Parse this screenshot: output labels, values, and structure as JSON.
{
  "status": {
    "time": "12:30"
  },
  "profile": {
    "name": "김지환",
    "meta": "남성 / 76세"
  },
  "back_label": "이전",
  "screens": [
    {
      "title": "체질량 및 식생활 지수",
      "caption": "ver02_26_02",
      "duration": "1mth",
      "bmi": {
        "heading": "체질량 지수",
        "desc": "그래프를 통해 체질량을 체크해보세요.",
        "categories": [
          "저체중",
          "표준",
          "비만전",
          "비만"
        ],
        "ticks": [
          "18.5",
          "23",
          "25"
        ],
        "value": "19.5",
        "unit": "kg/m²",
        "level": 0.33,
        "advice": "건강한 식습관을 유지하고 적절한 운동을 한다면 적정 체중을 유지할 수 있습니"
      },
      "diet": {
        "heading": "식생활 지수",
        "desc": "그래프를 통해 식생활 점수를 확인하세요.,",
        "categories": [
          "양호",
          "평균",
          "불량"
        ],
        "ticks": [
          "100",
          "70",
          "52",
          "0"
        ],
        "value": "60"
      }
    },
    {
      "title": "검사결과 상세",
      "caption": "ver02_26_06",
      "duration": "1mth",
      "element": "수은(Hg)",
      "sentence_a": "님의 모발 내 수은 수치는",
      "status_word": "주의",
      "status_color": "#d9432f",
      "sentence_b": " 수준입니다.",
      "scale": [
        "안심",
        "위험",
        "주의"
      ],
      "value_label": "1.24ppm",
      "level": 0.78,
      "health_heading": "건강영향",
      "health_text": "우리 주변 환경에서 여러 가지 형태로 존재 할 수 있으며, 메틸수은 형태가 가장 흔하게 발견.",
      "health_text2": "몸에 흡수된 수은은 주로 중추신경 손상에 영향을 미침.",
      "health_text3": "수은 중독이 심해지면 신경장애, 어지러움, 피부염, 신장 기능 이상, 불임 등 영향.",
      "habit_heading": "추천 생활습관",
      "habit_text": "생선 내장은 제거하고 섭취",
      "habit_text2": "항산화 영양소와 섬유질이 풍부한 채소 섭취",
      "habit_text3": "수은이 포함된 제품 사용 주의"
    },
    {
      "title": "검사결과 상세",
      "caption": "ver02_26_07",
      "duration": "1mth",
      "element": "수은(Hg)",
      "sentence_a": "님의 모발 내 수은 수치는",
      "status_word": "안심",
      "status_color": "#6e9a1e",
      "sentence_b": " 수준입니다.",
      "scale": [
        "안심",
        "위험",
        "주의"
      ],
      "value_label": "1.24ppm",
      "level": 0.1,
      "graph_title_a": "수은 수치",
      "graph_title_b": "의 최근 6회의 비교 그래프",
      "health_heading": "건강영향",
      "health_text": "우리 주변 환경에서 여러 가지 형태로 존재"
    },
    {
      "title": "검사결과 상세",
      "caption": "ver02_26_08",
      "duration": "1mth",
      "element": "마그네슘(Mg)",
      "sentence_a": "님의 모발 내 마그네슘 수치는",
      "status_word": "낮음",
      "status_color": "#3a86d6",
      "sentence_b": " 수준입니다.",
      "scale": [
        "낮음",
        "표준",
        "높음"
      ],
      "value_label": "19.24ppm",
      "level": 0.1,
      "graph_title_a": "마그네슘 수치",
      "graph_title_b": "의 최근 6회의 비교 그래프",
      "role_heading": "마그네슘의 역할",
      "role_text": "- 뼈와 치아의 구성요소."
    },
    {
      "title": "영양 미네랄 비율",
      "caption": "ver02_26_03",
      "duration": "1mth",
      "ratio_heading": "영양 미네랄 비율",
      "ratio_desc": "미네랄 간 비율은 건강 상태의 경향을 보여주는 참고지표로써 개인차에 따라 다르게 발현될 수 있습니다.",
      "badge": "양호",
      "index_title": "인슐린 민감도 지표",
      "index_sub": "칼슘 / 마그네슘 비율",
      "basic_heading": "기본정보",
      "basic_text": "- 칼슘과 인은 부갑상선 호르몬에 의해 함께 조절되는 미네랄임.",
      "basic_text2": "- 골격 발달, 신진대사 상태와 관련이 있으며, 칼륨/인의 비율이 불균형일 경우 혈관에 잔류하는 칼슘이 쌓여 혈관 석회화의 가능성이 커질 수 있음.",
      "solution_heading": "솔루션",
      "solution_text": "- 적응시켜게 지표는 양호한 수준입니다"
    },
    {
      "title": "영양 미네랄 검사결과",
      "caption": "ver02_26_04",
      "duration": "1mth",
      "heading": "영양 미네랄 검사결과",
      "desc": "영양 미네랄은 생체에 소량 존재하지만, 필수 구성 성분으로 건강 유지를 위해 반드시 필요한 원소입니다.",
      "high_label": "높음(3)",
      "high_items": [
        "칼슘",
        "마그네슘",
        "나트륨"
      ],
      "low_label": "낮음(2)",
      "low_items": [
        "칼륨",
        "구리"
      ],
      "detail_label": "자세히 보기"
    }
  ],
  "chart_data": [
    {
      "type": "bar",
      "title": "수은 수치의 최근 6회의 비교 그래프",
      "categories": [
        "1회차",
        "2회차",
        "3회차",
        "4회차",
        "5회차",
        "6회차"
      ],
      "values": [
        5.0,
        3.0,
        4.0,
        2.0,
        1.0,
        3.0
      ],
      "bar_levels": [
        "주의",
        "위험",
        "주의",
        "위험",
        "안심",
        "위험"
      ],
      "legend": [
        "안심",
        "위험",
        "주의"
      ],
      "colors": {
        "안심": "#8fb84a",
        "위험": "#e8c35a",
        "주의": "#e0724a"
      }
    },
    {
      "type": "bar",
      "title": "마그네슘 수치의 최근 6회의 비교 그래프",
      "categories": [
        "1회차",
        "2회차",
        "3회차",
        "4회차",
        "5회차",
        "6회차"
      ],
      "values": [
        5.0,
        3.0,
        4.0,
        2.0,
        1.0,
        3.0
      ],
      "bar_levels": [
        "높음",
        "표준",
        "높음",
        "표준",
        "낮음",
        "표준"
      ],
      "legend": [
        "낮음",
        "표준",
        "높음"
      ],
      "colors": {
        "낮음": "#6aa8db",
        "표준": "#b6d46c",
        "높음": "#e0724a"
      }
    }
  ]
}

****************

## [The task]
Set every line of the listing down word for word.

## [Correct response]
Parse this screenshot: output labels, values, and structure as JSON.
{
  "status": {
    "time": "12:30"
  },
  "profile": {
    "name": "김지환",
    "meta": "남성 / 76세"
  },
  "back_label": "이전",
  "screens": [
    {
      "title": "체질량 및 식생활 지수",
      "caption": "ver02_26_02",
      "duration": "1mth",
      "bmi": {
        "heading": "체질량 지수",
        "desc": "그래프를 통해 체질량을 체크해보세요.",
        "categories": [
          "저체중",
          "표준",
          "비만전",
          "비만"
        ],
        "ticks": [
          "18.5",
          "23",
          "25"
        ],
        "value": "19.5",
        "unit": "kg/m²",
        "level": 0.33,
        "advice": "건강한 식습관을 유지하고 적절한 운동을 한다면 적정 체중을 유지할 수 있습니"
      },
      "diet": {
        "heading": "식생활 지수",
        "desc": "그래프를 통해 식생활 점수를 확인하세요.,",
        "categories": [
          "양호",
          "평균",
          "불량"
        ],
        "ticks": [
          "100",
          "70",
          "52",
          "0"
        ],
        "value": "60"
      }
    },
    {
      "title": "검사결과 상세",
      "caption": "ver02_26_06",
      "duration": "1mth",
      "element": "수은(Hg)",
      "sentence_a": "님의 모발 내 수은 수치는",
      "status_word": "주의",
      "status_color": "#d9432f",
      "sentence_b": " 수준입니다.",
      "scale": [
        "안심",
        "위험",
        "주의"
      ],
      "value_label": "1.24ppm",
      "level": 0.78,
      "health_heading": "건강영향",
      "health_text": "우리 주변 환경에서 여러 가지 형태로 존재 할 수 있으며, 메틸수은 형태가 가장 흔하게 발견.",
      "health_text2": "몸에 흡수된 수은은 주로 중추신경 손상에 영향을 미침.",
      "health_text3": "수은 중독이 심해지면 신경장애, 어지러움, 피부염, 신장 기능 이상, 불임 등 영향.",
      "habit_heading": "추천 생활습관",
      "habit_text": "생선 내장은 제거하고 섭취",
      "habit_text2": "항산화 영양소와 섬유질이 풍부한 채소 섭취",
      "habit_text3": "수은이 포함된 제품 사용 주의"
    },
    {
      "title": "검사결과 상세",
      "caption": "ver02_26_07",
      "duration": "1mth",
      "element": "수은(Hg)",
      "sentence_a": "님의 모발 내 수은 수치는",
      "status_word": "안심",
      "status_color": "#6e9a1e",
      "sentence_b": " 수준입니다.",
      "scale": [
        "안심",
        "위험",
        "주의"
      ],
      "value_label": "1.24ppm",
      "level": 0.1,
      "graph_title_a": "수은 수치",
      "graph_title_b": "의 최근 6회의 비교 그래프",
      "health_heading": "건강영향",
      "health_text": "우리 주변 환경에서 여러 가지 형태로 존재"
    },
    {
      "title": "검사결과 상세",
      "caption": "ver02_26_08",
      "duration": "1mth",
      "element": "마그네슘(Mg)",
      "sentence_a": "님의 모발 내 마그네슘 수치는",
      "status_word": "낮음",
      "status_color": "#3a86d6",
      "sentence_b": " 수준입니다.",
      "scale": [
        "낮음",
        "표준",
        "높음"
      ],
      "value_label": "19.24ppm",
      "level": 0.1,
      "graph_title_a": "마그네슘 수치",
      "graph_title_b": "의 최근 6회의 비교 그래프",
      "role_heading": "마그네슘의 역할",
      "role_text": "- 뼈와 치아의 구성요소."
    },
    {
      "title": "영양 미네랄 비율",
      "caption": "ver02_26_03",
      "duration": "1mth",
      "ratio_heading": "영양 미네랄 비율",
      "ratio_desc": "미네랄 간 비율은 건강 상태의 경향을 보여주는 참고지표로써 개인차에 따라 다르게 발현될 수 있습니다.",
      "badge": "양호",
      "index_title": "인슐린 민감도 지표",
      "index_sub": "칼슘 / 마그네슘 비율",
      "basic_heading": "기본정보",
      "basic_text": "- 칼슘과 인은 부갑상선 호르몬에 의해 함께 조절되는 미네랄임.",
      "basic_text2": "- 골격 발달, 신진대사 상태와 관련이 있으며, 칼륨/인의 비율이 불균형일 경우 혈관에 잔류하는 칼슘이 쌓여 혈관 석회화의 가능성이 커질 수 있음.",
      "solution_heading": "솔루션",
      "solution_text": "- 적응시켜게 지표는 양호한 수준입니다"
    },
    {
      "title": "영양 미네랄 검사결과",
      "caption": "ver02_26_04",
      "duration": "1mth",
      "heading": "영양 미네랄 검사결과",
      "desc": "영양 미네랄은 생체에 소량 존재하지만, 필수 구성 성분으로 건강 유지를 위해 반드시 필요한 원소입니다.",
      "high_label": "높음(3)",
      "high_items": [
        "칼슘",
        "마그네슘",
        "나트륨"
      ],
      "low_label": "낮음(2)",
      "low_items": [
        "칼륨",
        "구리"
      ],
      "detail_label": "자세히 보기"
    }
  ],
  "chart_data": [
    {
      "type": "bar",
      "title": "수은 수치의 최근 6회의 비교 그래프",
      "categories": [
        "1회차",
        "2회차",
        "3회차",
        "4회차",
        "5회차",
        "6회차"
      ],
      "values": [
        5.0,
        3.0,
        4.0,
        2.0,
        1.0,
        3.0
      ],
      "bar_levels": [
        "주의",
        "위험",
        "주의",
        "위험",
        "안심",
        "위험"
      ],
      "legend": [
        "안심",
        "위험",
        "주의"
      ],
      "colors": {
        "안심": "#8fb84a",
        "위험": "#e8c35a",
        "주의": "#e0724a"
      }
    },
    {
      "type": "bar",
      "title": "마그네슘 수치의 최근 6회의 비교 그래프",
      "categories": [
        "1회차",
        "2회차",
        "3회차",
        "4회차",
        "5회차",
        "6회차"
      ],
      "values": [
        5.0,
        3.0,
        4.0,
        2.0,
        1.0,
        3.0
      ],
      "bar_levels": [
        "높음",
        "표준",
        "높음",
        "표준",
        "낮음",
        "표준"
      ],
      "legend": [
        "낮음",
        "표준",
        "높음"
      ],
      "colors": {
        "낮음": "#6aa8db",
        "표준": "#b6d46c",
        "높음": "#e0724a"
      }
    }
  ]
}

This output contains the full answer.